*RECORDS FOR THE EXERCISE*:
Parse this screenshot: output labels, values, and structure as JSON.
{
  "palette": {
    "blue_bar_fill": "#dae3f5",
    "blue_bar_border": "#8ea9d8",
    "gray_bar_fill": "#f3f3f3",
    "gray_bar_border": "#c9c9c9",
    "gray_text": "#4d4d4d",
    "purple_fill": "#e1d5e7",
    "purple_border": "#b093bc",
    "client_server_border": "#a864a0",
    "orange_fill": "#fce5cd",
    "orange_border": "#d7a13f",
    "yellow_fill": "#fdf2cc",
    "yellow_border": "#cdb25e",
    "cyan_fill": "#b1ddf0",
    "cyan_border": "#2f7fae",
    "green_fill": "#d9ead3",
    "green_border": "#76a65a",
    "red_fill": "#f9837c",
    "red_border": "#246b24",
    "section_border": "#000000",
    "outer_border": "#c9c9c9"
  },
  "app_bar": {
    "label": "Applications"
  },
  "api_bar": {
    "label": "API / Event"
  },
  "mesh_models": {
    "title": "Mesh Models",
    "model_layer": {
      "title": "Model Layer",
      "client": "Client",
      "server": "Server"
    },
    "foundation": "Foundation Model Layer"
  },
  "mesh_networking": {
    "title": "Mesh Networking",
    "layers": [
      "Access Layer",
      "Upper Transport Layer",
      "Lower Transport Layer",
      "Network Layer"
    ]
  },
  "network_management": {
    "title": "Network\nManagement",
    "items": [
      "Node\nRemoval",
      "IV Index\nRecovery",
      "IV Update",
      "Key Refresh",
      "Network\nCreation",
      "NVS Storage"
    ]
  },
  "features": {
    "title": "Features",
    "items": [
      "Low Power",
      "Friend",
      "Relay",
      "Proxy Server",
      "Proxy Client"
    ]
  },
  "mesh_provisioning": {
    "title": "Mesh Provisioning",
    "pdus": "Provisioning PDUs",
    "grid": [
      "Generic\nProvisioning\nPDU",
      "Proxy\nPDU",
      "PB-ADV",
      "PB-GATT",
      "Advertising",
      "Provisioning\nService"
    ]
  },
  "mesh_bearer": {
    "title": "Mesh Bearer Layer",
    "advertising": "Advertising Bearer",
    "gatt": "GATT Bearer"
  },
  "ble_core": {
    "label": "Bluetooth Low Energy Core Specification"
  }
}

*TASK INSTRUCTIONS*:
Make an exact copy of the listing, including every line.

*RESPONSE TO THE EXERCISE*:
Parse this screenshot: output labels, values, and structure as JSON.
{
  "palette": {
    "blue_bar_fill": "#dae3f5",
    "blue_bar_border": "#8ea9d8",
    "gray_bar_fill": "#f3f3f3",
    "gray_bar_border": "#c9c9c9",
    "gray_text": "#4d4d4d",
    "purple_fill": "#e1d5e7",
    "purple_border": "#b093bc",
    "client_server_border": "#a864a0",
    "orange_fill": "#fce5cd",
    "orange_border": "#d7a13f",
    "yellow_fill": "#fdf2cc",
    "yellow_border": "#cdb25e",
    "cyan_fill": "#b1ddf0",
    "cyan_border": "#2f7fae",
    "green_fill": "#d9ead3",
    "green_border": "#76a65a",
    "red_fill": "#f9837c",
    "red_border": "#246b24",
    "section_border": "#000000",
    "outer_border": "#c9c9c9"
  },
  "app_bar": {
    "label": "Applications"
  },
  "api_bar": {
    "label": "API / Event"
  },
  "mesh_models": {
    "title": "Mesh Models",
    "model_layer": {
      "title": "Model Layer",
      "client": "Client",
      "server": "Server"
    },
    "foundation": "Foundation Model Layer"
  },
  "mesh_networking": {
    "title": "Mesh Networking",
    "layers": [
      "Access Layer",
      "Upper Transport Layer",
      "Lower Transport Layer",
      "Network Layer"
    ]
  },
  "network_management": {
    "title": "Network\nManagement",
    "items": [
      "Node\nRemoval",
      "IV Index\nRecovery",
      "IV Update",
      "Key Refresh",
      "Network\nCreation",
      "NVS Storage"
    ]
  },
  "features": {
    "title": "Features",
    "items": [
      "Low Power",
      "Friend",
      "Relay",
      "Proxy Server",
      "Proxy Client"
    ]
  },
  "mesh_provisioning": {
    "title": "Mesh Provisioning",
    "pdus": "Provisioning PDUs",
    "grid": [
      "Generic\nProvisioning\nPDU",
      "Proxy\nPDU",
      "PB-ADV",
      "PB-GATT",
      "Advertising",
      "Provisioning\nService"
    ]
  },
  "mesh_bearer": {
    "title": "Mesh Bearer Layer",
    "advertising": "Advertising Bearer",
    "gatt": "GATT Bearer"
  },
  "ble_core": {
    "label": "Bluetooth Low Energy Core Specification"
  }
}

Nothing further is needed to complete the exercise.